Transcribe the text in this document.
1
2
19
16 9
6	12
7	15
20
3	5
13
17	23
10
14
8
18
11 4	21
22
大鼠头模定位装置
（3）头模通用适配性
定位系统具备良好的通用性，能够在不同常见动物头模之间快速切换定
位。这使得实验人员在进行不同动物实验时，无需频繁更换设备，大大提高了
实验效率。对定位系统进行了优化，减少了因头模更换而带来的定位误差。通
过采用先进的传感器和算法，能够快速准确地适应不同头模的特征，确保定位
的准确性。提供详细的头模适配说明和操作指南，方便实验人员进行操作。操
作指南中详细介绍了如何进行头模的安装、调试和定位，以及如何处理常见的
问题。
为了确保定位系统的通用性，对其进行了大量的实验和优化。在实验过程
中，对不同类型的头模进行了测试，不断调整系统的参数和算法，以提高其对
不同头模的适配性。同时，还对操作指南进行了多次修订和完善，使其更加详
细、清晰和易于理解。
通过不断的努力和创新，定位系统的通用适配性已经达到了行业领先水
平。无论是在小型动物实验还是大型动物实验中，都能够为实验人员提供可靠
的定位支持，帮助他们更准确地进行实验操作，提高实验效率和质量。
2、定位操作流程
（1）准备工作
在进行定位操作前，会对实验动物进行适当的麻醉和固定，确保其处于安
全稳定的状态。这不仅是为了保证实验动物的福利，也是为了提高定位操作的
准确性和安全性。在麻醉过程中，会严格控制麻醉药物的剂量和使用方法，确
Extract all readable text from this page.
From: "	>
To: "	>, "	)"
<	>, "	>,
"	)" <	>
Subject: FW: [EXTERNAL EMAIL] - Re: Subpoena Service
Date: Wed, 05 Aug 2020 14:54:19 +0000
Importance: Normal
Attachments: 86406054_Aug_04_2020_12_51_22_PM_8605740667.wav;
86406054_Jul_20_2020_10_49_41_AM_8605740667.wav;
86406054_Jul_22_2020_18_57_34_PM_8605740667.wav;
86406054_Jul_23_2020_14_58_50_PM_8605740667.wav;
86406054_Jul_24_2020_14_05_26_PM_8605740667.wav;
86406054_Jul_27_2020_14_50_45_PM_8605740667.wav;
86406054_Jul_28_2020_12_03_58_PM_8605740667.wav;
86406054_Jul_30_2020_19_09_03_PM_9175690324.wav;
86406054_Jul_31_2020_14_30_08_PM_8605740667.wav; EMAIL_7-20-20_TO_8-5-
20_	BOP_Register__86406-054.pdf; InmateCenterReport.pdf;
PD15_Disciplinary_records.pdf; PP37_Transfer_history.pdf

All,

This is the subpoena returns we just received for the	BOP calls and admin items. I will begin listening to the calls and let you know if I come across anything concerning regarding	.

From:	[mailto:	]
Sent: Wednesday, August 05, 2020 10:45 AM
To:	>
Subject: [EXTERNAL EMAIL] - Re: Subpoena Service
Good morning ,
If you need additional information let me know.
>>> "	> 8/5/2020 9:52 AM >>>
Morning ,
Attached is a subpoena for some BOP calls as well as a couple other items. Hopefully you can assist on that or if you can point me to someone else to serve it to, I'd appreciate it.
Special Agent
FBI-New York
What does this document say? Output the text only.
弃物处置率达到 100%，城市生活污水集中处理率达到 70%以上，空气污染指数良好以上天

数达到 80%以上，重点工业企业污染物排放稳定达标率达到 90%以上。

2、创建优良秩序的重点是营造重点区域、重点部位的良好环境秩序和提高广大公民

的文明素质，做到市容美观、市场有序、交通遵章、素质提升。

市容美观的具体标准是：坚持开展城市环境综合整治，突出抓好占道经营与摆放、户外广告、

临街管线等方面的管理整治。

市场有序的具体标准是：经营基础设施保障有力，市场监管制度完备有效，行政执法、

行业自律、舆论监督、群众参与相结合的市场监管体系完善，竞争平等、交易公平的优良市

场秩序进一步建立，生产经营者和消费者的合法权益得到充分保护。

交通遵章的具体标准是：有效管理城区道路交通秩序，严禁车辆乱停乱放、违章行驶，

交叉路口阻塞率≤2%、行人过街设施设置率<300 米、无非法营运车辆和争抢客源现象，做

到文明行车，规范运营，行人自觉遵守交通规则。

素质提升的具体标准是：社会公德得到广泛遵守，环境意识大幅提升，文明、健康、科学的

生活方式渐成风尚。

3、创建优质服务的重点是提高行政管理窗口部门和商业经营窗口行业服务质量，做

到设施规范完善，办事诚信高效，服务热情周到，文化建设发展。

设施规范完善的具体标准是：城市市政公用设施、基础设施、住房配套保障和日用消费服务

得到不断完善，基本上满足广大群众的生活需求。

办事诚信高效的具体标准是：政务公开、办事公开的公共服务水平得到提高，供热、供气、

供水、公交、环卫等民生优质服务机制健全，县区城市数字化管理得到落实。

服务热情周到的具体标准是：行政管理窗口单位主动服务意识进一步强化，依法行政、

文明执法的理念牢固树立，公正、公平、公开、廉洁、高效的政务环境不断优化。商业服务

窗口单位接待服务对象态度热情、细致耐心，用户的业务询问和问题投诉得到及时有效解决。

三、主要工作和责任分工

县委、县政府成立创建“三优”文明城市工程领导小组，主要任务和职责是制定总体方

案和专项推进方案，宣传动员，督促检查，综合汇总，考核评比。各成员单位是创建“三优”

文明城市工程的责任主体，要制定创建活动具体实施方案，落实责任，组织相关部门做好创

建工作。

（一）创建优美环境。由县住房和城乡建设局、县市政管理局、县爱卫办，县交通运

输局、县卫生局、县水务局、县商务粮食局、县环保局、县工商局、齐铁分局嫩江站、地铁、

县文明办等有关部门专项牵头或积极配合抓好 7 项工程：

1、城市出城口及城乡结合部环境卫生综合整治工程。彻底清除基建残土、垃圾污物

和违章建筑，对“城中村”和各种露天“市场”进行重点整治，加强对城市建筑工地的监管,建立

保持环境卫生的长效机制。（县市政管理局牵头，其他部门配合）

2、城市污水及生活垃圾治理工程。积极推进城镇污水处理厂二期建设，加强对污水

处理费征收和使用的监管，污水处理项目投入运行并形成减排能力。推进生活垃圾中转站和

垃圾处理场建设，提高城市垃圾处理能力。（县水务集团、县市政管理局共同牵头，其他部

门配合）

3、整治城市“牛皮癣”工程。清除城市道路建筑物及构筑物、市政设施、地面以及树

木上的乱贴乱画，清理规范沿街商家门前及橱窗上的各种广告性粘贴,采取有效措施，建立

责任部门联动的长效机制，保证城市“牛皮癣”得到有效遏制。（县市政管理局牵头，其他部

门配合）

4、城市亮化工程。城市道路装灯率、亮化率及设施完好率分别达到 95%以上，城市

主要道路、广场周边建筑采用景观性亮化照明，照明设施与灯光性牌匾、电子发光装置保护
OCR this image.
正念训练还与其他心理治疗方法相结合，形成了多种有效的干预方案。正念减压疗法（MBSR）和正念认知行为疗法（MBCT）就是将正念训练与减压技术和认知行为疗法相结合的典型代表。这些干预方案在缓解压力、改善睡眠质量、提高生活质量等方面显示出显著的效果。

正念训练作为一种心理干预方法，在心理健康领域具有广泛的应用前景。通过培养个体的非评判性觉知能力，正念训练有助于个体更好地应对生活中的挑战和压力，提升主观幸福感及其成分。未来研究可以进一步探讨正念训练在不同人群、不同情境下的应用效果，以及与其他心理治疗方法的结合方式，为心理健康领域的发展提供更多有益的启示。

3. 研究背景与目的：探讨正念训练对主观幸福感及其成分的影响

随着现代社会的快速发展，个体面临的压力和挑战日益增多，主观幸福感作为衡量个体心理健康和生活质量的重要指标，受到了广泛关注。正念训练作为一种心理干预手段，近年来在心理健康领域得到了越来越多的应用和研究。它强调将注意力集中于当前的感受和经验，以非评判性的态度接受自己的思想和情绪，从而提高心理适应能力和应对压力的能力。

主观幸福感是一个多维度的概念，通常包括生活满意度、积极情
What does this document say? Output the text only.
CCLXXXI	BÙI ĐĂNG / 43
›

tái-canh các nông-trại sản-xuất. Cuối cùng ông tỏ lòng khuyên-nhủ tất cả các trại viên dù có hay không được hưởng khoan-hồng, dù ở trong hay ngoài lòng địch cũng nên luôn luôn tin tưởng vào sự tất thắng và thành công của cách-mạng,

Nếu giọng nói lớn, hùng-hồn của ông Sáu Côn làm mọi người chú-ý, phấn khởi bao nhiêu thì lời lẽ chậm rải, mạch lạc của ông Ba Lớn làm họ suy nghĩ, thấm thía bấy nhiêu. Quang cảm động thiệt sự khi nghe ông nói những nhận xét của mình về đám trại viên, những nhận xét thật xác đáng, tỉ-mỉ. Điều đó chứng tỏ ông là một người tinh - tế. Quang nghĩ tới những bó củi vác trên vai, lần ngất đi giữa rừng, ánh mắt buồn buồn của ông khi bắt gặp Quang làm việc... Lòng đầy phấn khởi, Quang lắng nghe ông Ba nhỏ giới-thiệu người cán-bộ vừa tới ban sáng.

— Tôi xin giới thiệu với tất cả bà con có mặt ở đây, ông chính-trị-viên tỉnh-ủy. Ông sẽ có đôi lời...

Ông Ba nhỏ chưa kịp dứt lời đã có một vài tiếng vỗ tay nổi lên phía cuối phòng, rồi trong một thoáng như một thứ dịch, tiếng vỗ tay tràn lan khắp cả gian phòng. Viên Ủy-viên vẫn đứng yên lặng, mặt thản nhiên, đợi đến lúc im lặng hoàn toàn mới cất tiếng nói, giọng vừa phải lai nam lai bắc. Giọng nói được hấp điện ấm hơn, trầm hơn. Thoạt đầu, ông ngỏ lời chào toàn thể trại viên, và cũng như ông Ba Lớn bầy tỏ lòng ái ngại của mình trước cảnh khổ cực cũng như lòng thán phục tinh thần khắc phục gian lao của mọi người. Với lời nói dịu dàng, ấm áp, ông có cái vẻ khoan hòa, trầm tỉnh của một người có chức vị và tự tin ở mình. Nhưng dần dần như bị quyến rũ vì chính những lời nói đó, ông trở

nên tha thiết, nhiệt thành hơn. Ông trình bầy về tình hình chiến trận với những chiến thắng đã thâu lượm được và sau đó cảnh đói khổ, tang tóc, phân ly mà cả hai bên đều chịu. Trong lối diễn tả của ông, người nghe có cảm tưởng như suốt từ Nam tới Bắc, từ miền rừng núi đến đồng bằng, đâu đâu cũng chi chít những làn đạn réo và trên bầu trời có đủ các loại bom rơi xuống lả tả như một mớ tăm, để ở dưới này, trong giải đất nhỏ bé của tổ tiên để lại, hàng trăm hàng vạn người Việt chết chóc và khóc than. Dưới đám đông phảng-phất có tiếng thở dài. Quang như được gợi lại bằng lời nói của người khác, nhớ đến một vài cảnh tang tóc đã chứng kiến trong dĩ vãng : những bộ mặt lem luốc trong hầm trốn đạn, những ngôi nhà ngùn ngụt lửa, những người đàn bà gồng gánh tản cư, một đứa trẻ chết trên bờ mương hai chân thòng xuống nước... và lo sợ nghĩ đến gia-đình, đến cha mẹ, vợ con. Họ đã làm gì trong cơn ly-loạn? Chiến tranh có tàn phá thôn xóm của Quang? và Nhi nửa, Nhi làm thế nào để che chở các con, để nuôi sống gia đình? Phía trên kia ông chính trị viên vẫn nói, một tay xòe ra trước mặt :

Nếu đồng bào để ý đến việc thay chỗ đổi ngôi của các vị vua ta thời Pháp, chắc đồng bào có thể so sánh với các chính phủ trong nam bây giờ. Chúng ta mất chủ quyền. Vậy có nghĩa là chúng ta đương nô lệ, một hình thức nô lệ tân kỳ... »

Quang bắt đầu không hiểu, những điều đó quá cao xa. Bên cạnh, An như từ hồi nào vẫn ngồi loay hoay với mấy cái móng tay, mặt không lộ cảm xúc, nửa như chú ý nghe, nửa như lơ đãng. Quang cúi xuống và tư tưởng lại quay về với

> **TO DO**
Look over the material above and show each line where "trước" appears.

> **THE REPLY**
Ông Ba nhỏ chưa kịp dứt lời đã có một vài tiếng vỗ tay nổi lên phía cuối phòng, rồi trong một thoáng như một thứ dịch, tiếng vỗ tay tràn lan khắp cả gian phòng. Viên Ủy-viên vẫn đứng yên lặng, mặt thản nhiên, đợi đến lúc im lặng hoàn toàn mới cất tiếng nói, giọng vừa phải lai nam lai bắc. Giọng nói được hấp điện ấm hơn, trầm hơn. Thoạt đầu, ông ngỏ lời chào toàn thể trại viên, và cũng như ông Ba Lớn bầy tỏ lòng ái ngại của mình trước cảnh khổ cực cũng như lòng thán phục tinh thần khắc phục gian lao của mọi người. Với lời nói dịu dàng, ấm áp, ông có cái vẻ khoan hòa, trầm tỉnh của một người có chức vị và tự tin ở mình. Nhưng dần dần như bị quyến rũ vì chính những lời nói đó, ông trở
nên tha thiết, nhiệt thành hơn. Ông trình bầy về tình hình chiến trận với những chiến thắng đã thâu lượm được và sau đó cảnh đói khổ, tang tóc, phân ly mà cả hai bên đều chịu. Trong lối diễn tả của ông, người nghe có cảm tưởng như suốt từ Nam tới Bắc, từ miền rừng núi đến đồng bằng, đâu đâu cũng chi chít những làn đạn réo và trên bầu trời có đủ các loại bom rơi xuống lả tả như một mớ tăm, để ở dưới này, trong giải đất nhỏ bé của tổ tiên để lại, hàng trăm hàng vạn người Việt chết chóc và khóc than. Dưới đám đông phảng-phất có tiếng thở dài. Quang như được gợi lại bằng lời nói của người khác, nhớ đến một vài cảnh tang tóc đã chứng kiến trong dĩ vãng : những bộ mặt lem luốc trong hầm trốn đạn, những ngôi nhà ngùn ngụt lửa, những người đàn bà gồng gánh tản cư, một đứa trẻ chết trên bờ mương hai chân thòng xuống nước... và lo sợ nghĩ đến gia-đình, đến cha mẹ, vợ con. Họ đã làm gì trong cơn ly-loạn? Chiến tranh có tàn phá thôn xóm của Quang? và Nhi nửa, Nhi làm thế nào để che chở các con, để nuôi sống gia đình? Phía trên kia ông chính trị viên vẫn nói, một tay xòe ra trước mặt :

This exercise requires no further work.